• TASK MATERIAL:
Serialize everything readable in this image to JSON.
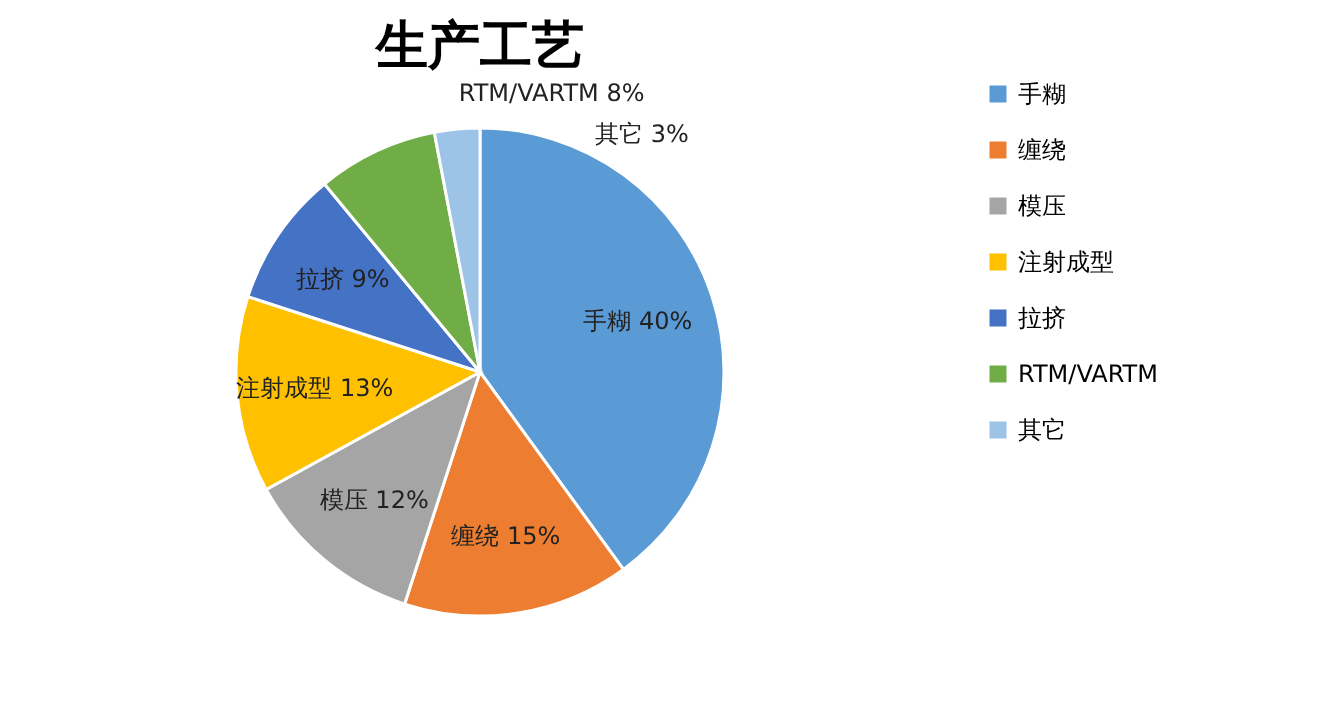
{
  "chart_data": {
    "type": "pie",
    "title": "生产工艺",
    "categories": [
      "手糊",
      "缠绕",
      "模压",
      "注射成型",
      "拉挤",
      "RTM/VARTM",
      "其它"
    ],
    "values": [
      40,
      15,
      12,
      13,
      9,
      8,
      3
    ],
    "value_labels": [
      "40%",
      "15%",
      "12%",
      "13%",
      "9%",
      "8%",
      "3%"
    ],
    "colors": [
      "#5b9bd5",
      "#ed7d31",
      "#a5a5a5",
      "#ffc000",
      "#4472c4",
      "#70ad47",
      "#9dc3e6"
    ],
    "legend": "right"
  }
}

• TASK TO CARRY OUT:
Reproduce all entries without any change, and omit the pictures.

• FINISHED EXERCISE:
Serialize everything readable in this image to JSON.
{
  "chart_data": {
    "type": "pie",
    "title": "生产工艺",
    "categories": [
      "手糊",
      "缠绕",
      "模压",
      "注射成型",
      "拉挤",
      "RTM/VARTM",
      "其它"
    ],
    "values": [
      40,
      15,
      12,
      13,
      9,
      8,
      3
    ],
    "value_labels": [
      "40%",
      "15%",
      "12%",
      "13%",
      "9%",
      "8%",
      "3%"
    ],
    "colors": [
      "#5b9bd5",
      "#ed7d31",
      "#a5a5a5",
      "#ffc000",
      "#4472c4",
      "#70ad47",
      "#9dc3e6"
    ],
    "legend": "right"
  }
}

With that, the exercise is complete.